* WHAT THIS TASK INVOLVES *
Please output exactly the run of lines that starts at the line with "Give me the" and ends at the last line of the records below.

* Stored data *
======

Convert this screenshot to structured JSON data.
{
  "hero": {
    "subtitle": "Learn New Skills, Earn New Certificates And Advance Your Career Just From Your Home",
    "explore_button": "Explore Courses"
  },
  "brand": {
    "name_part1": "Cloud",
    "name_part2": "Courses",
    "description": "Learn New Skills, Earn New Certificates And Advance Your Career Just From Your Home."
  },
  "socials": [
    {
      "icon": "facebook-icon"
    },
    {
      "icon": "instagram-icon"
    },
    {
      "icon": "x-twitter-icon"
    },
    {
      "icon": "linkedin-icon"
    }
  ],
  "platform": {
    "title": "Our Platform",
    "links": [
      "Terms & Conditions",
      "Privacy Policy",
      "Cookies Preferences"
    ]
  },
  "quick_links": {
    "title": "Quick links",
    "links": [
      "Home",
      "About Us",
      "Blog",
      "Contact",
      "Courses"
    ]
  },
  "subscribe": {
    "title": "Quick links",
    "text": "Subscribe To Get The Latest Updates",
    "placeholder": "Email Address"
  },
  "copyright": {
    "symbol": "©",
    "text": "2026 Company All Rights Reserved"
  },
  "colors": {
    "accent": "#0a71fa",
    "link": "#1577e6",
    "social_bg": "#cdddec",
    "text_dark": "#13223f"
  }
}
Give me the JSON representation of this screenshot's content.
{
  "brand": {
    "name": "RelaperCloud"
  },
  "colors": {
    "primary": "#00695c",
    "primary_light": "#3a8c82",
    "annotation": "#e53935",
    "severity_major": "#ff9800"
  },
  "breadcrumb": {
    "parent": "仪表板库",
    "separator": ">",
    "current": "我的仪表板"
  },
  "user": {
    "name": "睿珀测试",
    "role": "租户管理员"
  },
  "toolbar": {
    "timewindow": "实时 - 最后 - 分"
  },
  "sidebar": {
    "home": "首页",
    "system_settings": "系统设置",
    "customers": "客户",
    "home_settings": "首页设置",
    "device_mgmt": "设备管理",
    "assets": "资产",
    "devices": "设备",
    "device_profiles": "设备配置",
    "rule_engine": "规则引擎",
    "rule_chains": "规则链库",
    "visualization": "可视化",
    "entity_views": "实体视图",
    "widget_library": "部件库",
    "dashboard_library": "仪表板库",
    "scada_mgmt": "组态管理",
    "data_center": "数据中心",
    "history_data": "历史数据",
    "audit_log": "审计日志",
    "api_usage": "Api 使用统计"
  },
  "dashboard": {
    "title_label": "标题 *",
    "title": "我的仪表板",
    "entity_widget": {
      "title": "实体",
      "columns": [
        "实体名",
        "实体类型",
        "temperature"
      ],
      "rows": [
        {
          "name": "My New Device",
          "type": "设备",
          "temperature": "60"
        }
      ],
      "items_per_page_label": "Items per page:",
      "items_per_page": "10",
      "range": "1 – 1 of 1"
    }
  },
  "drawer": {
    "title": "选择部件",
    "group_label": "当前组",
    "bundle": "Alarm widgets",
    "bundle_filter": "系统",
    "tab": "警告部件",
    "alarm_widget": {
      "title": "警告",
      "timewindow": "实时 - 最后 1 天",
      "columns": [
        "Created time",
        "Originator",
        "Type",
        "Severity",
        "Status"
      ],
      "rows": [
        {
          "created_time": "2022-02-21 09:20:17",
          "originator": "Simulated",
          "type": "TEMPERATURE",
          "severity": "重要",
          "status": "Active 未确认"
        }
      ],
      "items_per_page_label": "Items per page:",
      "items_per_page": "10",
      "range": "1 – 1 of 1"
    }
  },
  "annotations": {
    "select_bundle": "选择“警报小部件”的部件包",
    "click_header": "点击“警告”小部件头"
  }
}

======

* SOLVED EXERCISE *
Give me the JSON representation of this screenshot's content.
{
  "brand": {
    "name": "RelaperCloud"
  },
  "colors": {
    "primary": "#00695c",
    "primary_light": "#3a8c82",
    "annotation": "#e53935",
    "severity_major": "#ff9800"
  },
  "breadcrumb": {
    "parent": "仪表板库",
    "separator": ">",
    "current": "我的仪表板"
  },
  "user": {
    "name": "睿珀测试",
    "role": "租户管理员"
  },
  "toolbar": {
    "timewindow": "实时 - 最后 - 分"
  },
  "sidebar": {
    "home": "首页",
    "system_settings": "系统设置",
    "customers": "客户",
    "home_settings": "首页设置",
    "device_mgmt": "设备管理",
    "assets": "资产",
    "devices": "设备",
    "device_profiles": "设备配置",
    "rule_engine": "规则引擎",
    "rule_chains": "规则链库",
    "visualization": "可视化",
    "entity_views": "实体视图",
    "widget_library": "部件库",
    "dashboard_library": "仪表板库",
    "scada_mgmt": "组态管理",
    "data_center": "数据中心",
    "history_data": "历史数据",
    "audit_log": "审计日志",
    "api_usage": "Api 使用统计"
  },
  "dashboard": {
    "title_label": "标题 *",
    "title": "我的仪表板",
    "entity_widget": {
      "title": "实体",
      "columns": [
        "实体名",
        "实体类型",
        "temperature"
      ],
      "rows": [
        {
          "name": "My New Device",
          "type": "设备",
          "temperature": "60"
        }
      ],
      "items_per_page_label": "Items per page:",
      "items_per_page": "10",
      "range": "1 – 1 of 1"
    }
  },
  "drawer": {
    "title": "选择部件",
    "group_label": "当前组",
    "bundle": "Alarm widgets",
    "bundle_filter": "系统",
    "tab": "警告部件",
    "alarm_widget": {
      "title": "警告",
      "timewindow": "实时 - 最后 1 天",
      "columns": [
        "Created time",
        "Originator",
        "Type",
        "Severity",
        "Status"
      ],
      "rows": [
        {
          "created_time": "2022-02-21 09:20:17",
          "originator": "Simulated",
          "type": "TEMPERATURE",
          "severity": "重要",
          "status": "Active 未确认"
        }
      ],
      "items_per_page_label": "Items per page:",
      "items_per_page": "10",
      "range": "1 – 1 of 1"
    }
  },
  "annotations": {
    "select_bundle": "选择“警报小部件”的部件包",
    "click_header": "点击“警告”小部件头"
  }
}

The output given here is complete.